● **Your task**
Pick out each line below containing "such".

(Collection entries)
----

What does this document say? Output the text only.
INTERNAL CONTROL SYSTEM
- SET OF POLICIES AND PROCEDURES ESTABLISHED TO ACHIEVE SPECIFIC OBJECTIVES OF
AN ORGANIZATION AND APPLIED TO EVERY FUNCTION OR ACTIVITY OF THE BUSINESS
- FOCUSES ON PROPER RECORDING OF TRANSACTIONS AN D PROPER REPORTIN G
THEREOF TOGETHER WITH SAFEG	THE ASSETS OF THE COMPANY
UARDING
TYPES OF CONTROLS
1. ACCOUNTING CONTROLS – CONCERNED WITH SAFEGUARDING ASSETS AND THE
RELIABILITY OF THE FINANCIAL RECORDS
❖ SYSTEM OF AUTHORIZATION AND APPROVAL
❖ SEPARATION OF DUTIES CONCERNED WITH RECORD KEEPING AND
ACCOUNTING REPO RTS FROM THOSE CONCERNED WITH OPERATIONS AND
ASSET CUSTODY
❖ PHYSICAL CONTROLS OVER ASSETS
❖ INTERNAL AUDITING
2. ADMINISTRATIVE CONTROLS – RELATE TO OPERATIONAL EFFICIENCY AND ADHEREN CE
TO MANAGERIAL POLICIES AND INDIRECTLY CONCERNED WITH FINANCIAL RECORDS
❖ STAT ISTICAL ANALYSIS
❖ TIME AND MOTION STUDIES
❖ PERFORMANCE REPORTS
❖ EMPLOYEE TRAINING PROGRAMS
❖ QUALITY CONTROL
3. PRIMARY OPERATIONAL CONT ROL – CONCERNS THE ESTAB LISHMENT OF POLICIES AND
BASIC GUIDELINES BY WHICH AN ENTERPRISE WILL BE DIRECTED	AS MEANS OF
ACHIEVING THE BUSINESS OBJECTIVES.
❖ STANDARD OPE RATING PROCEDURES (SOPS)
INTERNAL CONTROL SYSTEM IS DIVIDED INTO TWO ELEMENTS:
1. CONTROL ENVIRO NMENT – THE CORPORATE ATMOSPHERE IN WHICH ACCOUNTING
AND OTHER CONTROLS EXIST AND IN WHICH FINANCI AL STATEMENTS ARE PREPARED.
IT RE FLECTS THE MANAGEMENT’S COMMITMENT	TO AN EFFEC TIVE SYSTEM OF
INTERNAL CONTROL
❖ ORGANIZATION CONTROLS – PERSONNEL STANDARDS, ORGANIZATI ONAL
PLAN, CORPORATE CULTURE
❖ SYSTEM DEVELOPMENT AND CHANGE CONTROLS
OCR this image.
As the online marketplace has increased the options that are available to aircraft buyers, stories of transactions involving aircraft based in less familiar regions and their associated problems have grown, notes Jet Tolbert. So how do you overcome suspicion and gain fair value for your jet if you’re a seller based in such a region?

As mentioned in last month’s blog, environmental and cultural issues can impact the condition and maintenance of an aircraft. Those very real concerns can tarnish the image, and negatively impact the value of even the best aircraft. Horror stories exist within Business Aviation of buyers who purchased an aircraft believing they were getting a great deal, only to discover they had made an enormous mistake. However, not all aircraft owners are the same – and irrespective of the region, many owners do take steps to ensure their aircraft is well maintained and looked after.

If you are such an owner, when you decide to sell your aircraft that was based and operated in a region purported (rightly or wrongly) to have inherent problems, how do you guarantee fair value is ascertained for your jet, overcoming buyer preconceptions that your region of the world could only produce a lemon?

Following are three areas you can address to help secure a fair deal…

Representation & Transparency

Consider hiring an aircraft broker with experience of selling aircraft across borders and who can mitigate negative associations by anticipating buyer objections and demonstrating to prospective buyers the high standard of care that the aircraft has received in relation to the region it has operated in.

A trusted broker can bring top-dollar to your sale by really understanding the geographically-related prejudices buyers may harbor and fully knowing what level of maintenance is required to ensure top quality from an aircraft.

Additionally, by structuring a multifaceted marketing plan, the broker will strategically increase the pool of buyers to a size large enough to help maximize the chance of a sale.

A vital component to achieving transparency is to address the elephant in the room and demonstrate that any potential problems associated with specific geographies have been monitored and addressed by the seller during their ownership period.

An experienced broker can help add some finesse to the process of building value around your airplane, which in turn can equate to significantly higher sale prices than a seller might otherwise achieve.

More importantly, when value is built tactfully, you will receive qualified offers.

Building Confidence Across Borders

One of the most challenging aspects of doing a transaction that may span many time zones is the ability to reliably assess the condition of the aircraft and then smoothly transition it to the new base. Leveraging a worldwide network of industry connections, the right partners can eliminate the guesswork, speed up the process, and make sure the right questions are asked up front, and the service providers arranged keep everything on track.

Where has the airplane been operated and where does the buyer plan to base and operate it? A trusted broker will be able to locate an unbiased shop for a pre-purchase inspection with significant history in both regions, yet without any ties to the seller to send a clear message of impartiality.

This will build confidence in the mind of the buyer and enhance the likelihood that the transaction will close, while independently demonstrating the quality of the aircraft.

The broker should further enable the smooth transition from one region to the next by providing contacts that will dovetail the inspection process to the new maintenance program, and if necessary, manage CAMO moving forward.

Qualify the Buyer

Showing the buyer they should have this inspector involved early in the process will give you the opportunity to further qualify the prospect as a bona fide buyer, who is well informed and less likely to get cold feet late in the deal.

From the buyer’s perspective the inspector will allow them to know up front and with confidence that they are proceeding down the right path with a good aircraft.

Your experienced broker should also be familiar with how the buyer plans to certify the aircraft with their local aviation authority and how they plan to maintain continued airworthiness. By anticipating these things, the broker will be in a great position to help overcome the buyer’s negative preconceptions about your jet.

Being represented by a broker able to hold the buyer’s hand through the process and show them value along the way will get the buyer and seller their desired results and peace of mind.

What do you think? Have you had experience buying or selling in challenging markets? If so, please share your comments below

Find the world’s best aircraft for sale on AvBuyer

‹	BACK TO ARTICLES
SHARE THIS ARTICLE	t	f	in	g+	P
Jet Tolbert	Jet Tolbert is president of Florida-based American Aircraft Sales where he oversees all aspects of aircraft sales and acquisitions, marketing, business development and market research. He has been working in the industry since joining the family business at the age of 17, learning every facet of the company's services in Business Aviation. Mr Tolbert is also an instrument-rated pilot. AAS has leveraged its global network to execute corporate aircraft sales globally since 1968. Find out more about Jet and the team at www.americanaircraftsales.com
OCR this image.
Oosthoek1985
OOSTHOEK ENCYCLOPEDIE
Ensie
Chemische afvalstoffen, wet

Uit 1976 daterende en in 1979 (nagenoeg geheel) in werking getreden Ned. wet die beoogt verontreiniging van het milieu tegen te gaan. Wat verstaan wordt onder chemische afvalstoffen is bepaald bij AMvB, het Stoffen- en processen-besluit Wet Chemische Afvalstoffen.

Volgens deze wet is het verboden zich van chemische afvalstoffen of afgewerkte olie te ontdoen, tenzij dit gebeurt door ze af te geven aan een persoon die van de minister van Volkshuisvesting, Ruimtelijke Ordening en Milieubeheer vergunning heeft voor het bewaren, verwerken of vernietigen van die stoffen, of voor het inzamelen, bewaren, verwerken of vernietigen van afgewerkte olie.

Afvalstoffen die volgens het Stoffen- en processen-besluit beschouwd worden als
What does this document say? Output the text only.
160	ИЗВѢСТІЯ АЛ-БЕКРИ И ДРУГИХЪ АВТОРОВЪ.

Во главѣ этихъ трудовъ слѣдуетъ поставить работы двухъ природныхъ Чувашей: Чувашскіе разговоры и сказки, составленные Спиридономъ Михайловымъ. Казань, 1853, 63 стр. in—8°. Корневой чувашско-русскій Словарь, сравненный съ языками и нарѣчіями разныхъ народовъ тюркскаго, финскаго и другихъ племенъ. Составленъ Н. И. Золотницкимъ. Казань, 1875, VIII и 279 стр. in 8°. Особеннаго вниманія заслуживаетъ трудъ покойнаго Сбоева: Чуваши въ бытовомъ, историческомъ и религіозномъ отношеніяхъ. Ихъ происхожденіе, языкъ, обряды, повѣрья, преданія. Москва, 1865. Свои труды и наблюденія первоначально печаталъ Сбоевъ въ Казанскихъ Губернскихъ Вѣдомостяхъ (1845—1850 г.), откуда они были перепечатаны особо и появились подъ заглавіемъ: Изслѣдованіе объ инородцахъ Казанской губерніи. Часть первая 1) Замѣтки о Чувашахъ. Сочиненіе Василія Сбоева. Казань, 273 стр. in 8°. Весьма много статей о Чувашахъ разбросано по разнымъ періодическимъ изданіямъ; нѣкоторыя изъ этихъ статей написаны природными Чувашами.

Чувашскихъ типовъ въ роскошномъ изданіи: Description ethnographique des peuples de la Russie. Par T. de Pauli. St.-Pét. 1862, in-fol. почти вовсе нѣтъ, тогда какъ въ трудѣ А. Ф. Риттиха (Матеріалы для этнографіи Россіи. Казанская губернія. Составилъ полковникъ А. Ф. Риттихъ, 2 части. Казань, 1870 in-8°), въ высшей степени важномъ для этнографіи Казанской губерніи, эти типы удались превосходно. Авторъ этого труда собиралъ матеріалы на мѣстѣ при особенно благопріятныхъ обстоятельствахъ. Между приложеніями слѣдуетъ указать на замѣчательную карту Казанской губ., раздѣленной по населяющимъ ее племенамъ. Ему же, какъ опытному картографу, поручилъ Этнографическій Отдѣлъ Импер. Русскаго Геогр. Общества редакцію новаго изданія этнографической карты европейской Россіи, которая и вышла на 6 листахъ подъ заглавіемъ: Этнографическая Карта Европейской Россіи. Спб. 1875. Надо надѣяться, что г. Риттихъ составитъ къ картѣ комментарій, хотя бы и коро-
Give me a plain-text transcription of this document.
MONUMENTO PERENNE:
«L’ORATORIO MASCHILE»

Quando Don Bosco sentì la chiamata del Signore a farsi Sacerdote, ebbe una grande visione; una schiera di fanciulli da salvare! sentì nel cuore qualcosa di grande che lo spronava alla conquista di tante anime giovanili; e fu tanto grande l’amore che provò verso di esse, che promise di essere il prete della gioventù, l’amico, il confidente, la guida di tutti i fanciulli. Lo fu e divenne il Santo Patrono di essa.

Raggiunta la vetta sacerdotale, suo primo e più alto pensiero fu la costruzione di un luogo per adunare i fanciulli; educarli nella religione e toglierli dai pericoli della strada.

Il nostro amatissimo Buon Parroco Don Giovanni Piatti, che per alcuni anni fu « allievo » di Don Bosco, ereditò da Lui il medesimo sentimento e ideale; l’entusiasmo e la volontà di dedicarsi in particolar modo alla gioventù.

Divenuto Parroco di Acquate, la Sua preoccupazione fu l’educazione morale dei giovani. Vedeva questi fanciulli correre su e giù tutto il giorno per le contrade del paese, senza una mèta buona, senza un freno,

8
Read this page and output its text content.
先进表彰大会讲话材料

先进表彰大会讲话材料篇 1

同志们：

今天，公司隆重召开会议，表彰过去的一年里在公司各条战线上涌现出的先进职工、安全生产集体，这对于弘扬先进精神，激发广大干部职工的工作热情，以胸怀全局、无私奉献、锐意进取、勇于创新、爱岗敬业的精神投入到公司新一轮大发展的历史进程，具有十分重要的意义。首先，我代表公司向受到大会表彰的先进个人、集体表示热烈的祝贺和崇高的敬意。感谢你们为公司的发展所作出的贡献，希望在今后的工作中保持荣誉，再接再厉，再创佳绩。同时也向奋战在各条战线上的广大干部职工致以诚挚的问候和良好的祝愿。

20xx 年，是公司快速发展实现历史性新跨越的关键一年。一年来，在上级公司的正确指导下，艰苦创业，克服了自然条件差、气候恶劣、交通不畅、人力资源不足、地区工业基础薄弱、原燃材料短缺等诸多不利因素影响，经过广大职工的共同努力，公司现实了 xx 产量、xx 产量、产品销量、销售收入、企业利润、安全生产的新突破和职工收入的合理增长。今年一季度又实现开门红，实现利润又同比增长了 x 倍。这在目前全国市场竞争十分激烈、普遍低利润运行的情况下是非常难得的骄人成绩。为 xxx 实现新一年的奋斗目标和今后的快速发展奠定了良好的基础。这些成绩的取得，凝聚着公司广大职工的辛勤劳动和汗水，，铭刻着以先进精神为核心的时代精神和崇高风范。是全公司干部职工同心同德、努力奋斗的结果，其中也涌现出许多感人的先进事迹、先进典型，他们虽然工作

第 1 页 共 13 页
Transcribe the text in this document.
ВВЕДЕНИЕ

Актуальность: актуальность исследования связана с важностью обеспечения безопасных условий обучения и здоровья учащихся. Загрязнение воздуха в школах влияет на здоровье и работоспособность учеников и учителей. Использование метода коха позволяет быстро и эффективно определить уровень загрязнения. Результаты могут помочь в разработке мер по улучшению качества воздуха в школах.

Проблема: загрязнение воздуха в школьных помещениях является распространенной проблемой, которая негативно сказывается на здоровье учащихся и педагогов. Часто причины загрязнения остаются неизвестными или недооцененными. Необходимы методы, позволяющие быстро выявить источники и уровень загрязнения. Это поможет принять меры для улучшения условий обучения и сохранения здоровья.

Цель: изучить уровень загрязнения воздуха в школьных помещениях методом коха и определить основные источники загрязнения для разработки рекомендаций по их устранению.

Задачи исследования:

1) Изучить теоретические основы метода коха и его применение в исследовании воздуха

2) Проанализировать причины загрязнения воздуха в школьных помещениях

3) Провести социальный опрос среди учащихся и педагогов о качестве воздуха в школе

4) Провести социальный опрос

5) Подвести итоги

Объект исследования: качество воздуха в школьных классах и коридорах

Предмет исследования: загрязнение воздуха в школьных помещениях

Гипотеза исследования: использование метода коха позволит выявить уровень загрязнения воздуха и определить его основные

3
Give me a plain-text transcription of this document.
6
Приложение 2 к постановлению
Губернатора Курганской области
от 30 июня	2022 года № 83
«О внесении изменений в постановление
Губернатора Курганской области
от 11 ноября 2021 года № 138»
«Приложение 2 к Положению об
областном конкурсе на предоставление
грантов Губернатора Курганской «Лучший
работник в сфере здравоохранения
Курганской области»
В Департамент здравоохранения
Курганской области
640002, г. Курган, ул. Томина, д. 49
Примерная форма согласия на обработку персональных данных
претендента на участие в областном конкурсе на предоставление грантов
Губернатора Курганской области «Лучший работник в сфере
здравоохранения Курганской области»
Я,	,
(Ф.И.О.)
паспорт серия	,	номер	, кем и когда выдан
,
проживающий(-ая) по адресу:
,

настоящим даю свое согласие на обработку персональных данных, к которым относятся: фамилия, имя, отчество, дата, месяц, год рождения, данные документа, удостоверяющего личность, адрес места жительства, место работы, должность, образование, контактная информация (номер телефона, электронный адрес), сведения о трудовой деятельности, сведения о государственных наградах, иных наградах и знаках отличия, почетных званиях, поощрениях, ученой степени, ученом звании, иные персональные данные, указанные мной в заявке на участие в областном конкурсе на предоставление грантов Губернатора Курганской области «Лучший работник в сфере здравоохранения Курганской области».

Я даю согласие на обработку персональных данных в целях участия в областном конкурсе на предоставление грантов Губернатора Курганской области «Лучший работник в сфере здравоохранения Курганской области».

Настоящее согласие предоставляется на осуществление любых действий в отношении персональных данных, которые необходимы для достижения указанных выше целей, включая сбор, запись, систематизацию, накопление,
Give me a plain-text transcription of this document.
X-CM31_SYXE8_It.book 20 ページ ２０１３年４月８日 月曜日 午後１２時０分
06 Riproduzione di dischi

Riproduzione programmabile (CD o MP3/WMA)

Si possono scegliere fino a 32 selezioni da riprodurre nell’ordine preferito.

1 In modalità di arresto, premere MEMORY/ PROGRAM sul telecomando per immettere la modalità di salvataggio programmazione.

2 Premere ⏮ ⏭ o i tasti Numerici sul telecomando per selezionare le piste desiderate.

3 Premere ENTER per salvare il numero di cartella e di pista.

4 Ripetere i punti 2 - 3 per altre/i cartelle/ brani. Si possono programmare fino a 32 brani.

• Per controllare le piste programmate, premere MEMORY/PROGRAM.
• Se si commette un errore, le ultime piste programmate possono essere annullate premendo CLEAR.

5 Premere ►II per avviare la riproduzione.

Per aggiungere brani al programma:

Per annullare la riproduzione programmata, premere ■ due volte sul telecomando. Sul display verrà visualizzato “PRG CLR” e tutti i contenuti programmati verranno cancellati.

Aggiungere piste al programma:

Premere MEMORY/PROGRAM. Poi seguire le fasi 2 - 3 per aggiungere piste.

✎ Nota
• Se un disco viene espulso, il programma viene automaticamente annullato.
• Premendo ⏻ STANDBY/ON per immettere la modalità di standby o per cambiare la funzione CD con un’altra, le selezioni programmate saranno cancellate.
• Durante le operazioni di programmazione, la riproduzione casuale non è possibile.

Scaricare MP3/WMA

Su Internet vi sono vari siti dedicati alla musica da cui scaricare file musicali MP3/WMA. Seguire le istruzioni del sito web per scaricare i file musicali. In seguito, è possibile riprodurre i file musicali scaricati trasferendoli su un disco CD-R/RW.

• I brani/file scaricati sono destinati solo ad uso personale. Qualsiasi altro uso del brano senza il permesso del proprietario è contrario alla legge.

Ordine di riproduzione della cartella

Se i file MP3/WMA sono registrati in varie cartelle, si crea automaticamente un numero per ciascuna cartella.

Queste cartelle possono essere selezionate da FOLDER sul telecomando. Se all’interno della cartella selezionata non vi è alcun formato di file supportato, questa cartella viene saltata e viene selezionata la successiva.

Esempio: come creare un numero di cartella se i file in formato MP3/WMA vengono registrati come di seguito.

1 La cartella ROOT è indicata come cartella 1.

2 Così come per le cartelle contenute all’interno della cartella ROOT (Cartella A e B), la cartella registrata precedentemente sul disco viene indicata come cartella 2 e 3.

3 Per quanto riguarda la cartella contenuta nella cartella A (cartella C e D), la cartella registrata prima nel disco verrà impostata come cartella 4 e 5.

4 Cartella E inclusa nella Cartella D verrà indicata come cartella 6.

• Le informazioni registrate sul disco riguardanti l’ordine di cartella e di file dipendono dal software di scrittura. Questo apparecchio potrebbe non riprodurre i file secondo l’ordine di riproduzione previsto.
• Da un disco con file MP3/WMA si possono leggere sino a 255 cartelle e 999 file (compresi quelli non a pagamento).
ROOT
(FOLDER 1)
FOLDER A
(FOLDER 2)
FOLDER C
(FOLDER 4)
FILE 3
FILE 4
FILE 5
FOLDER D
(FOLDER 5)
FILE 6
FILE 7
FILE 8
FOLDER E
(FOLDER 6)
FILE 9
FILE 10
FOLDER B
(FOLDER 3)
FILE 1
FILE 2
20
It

----

● **Worked solution**
As the online marketplace has increased the options that are available to aircraft buyers, stories of transactions involving aircraft based in less familiar regions and their associated problems have grown, notes Jet Tolbert. So how do you overcome suspicion and gain fair value for your jet if you’re a seller based in such a region?
If you are such an owner, when you decide to sell your aircraft that was based and operated in a region purported (rightly or wrongly) to have inherent problems, how do you guarantee fair value is ascertained for your jet, overcoming buyer preconceptions that your region of the world could only produce a lemon?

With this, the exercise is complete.